### [What you will do]
Search the records for "text" and copy each line that holds it.
Start Input for this task
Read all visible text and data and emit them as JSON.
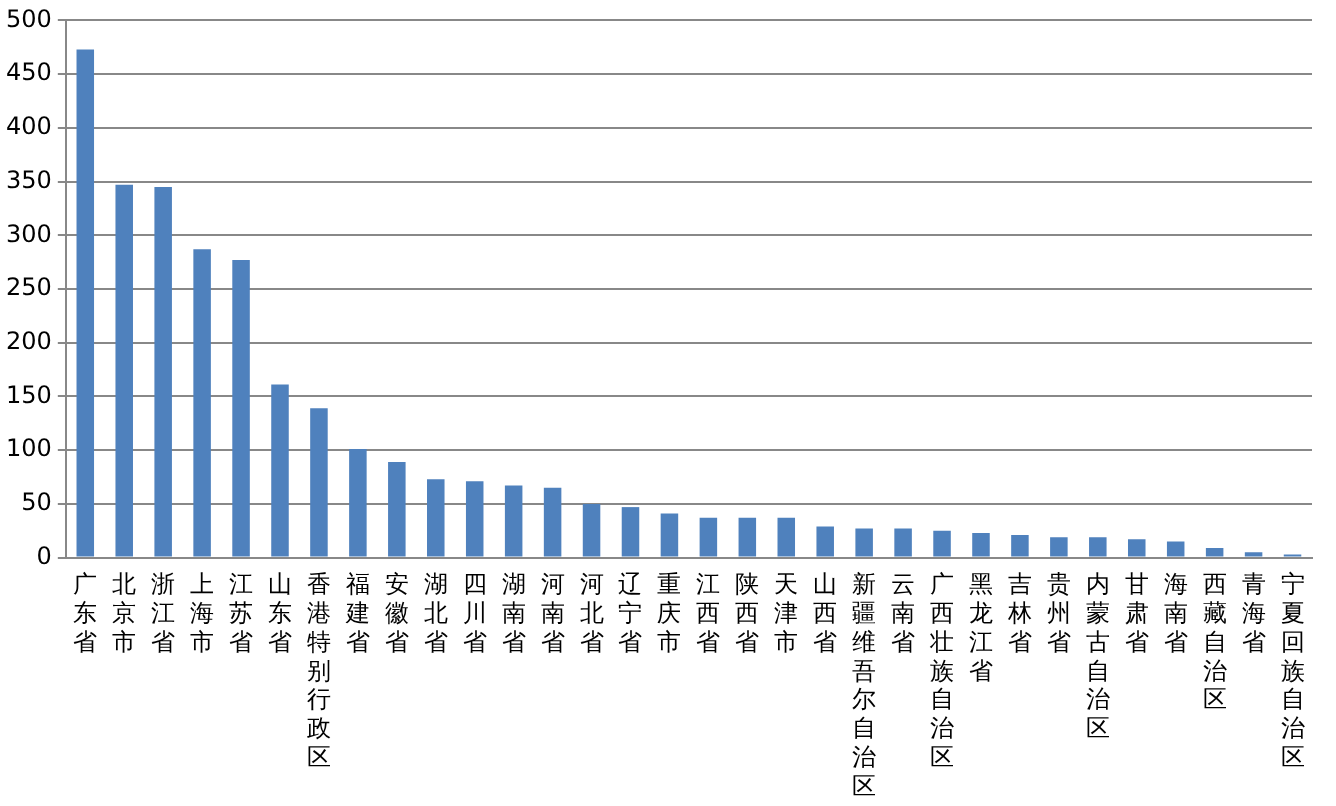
{
  "chart_data": {
    "type": "bar",
    "categories": [
      "广东省",
      "北京市",
      "浙江省",
      "上海市",
      "江苏省",
      "山东省",
      "香港特别行政区",
      "福建省",
      "安徽省",
      "湖北省",
      "四川省",
      "湖南省",
      "河南省",
      "河北省",
      "辽宁省",
      "重庆市",
      "江西省",
      "陕西省",
      "天津市",
      "山西省",
      "新疆维吾尔自治区",
      "云南省",
      "广西壮族自治区",
      "黑龙江省",
      "吉林省",
      "贵州省",
      "内蒙古自治区",
      "甘肃省",
      "海南省",
      "西藏自治区",
      "青海省",
      "宁夏回族自治区"
    ],
    "values": [
      473,
      347,
      345,
      287,
      277,
      161,
      139,
      101,
      89,
      73,
      71,
      67,
      65,
      50,
      47,
      41,
      37,
      37,
      37,
      29,
      27,
      27,
      25,
      23,
      21,
      19,
      19,
      17,
      15,
      9,
      5,
      3
    ],
    "color": "#4f81bd",
    "ylim": [
      0,
      500
    ],
    "yticks": [
      0,
      50,
      100,
      150,
      200,
      250,
      300,
      350,
      400,
      450,
      500
    ],
    "grid": "y",
    "legend": false
  }
}
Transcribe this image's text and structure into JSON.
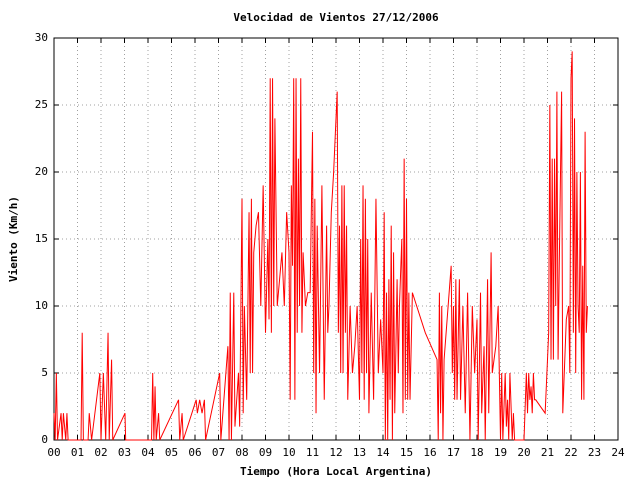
End Input for this task
### [Solution]
Read all visible text and data and emit them as JSON.
Transcribe this image's text and structure into JSON.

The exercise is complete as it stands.